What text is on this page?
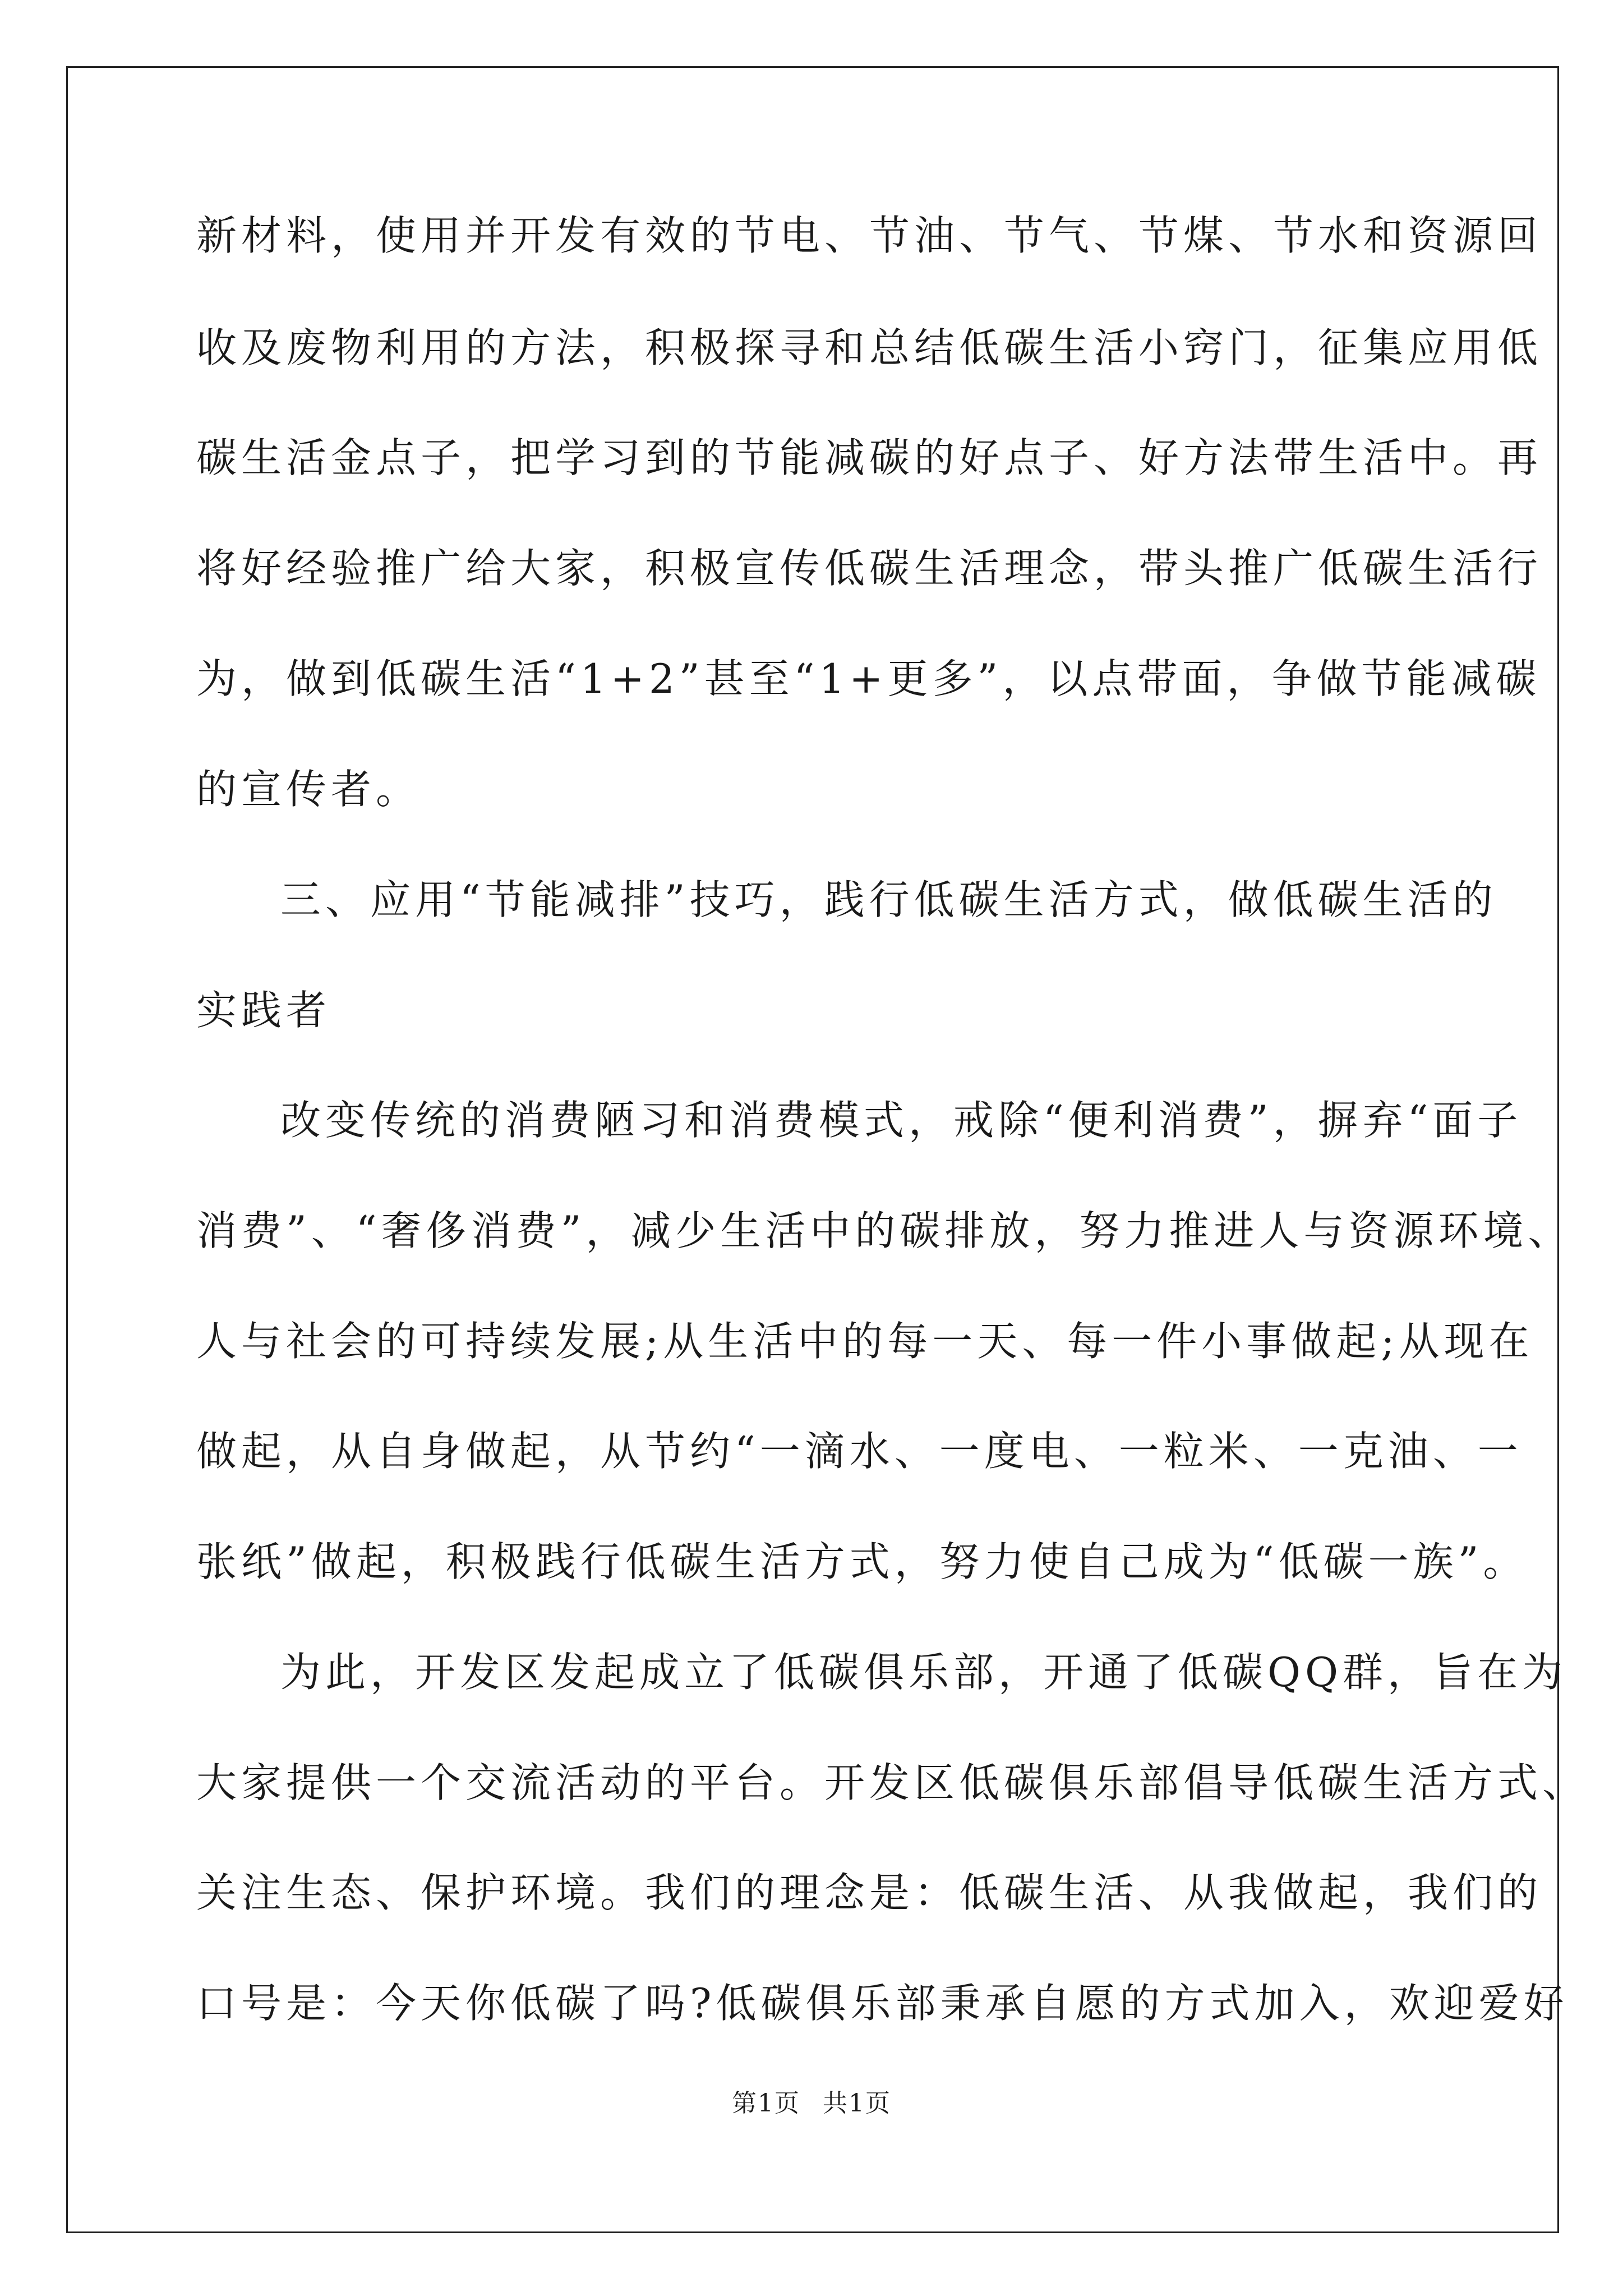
新材料，使用并开发有效的节电、节油、节气、节煤、节水和资源回
收及废物利用的方法，积极探寻和总结低碳生活小窍门，征集应用低
碳生活金点子，把学习到的节能减碳的好点子、好方法带生活中。再
将好经验推广给大家，积极宣传低碳生活理念，带头推广低碳生活行
为，做到低碳生活“1+2”甚至“1+更多”，以点带面，争做节能减碳
的宣传者。
三、应用“节能减排”技巧，践行低碳生活方式，做低碳生活的
实践者
改变传统的消费陋习和消费模式，戒除“便利消费”，摒弃“面子
消费”、“奢侈消费”，减少生活中的碳排放，努力推进人与资源环境、
人与社会的可持续发展;从生活中的每一天、每一件小事做起;从现在
做起，从自身做起，从节约“一滴水、一度电、一粒米、一克油、一
张纸”做起，积极践行低碳生活方式，努力使自己成为“低碳一族”。
为此，开发区发起成立了低碳俱乐部，开通了低碳QQ群，旨在为
大家提供一个交流活动的平台。开发区低碳俱乐部倡导低碳生活方式、
关注生态、保护环境。我们的理念是：低碳生活、从我做起，我们的
口号是：今天你低碳了吗?低碳俱乐部秉承自愿的方式加入，欢迎爱好
第1页 共1页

## Your instructions
Above are records to transcribe exactly; leave their pictures out.

## Final result
What text is on this page?
新材料，使用并开发有效的节电、节油、节气、节煤、节水和资源回
收及废物利用的方法，积极探寻和总结低碳生活小窍门，征集应用低
碳生活金点子，把学习到的节能减碳的好点子、好方法带生活中。再
将好经验推广给大家，积极宣传低碳生活理念，带头推广低碳生活行
为，做到低碳生活“1+2”甚至“1+更多”，以点带面，争做节能减碳
的宣传者。
三、应用“节能减排”技巧，践行低碳生活方式，做低碳生活的
实践者
改变传统的消费陋习和消费模式，戒除“便利消费”，摒弃“面子
消费”、“奢侈消费”，减少生活中的碳排放，努力推进人与资源环境、
人与社会的可持续发展;从生活中的每一天、每一件小事做起;从现在
做起，从自身做起，从节约“一滴水、一度电、一粒米、一克油、一
张纸”做起，积极践行低碳生活方式，努力使自己成为“低碳一族”。
为此，开发区发起成立了低碳俱乐部，开通了低碳QQ群，旨在为
大家提供一个交流活动的平台。开发区低碳俱乐部倡导低碳生活方式、
关注生态、保护环境。我们的理念是：低碳生活、从我做起，我们的
口号是：今天你低碳了吗?低碳俱乐部秉承自愿的方式加入，欢迎爱好
第1页 共1页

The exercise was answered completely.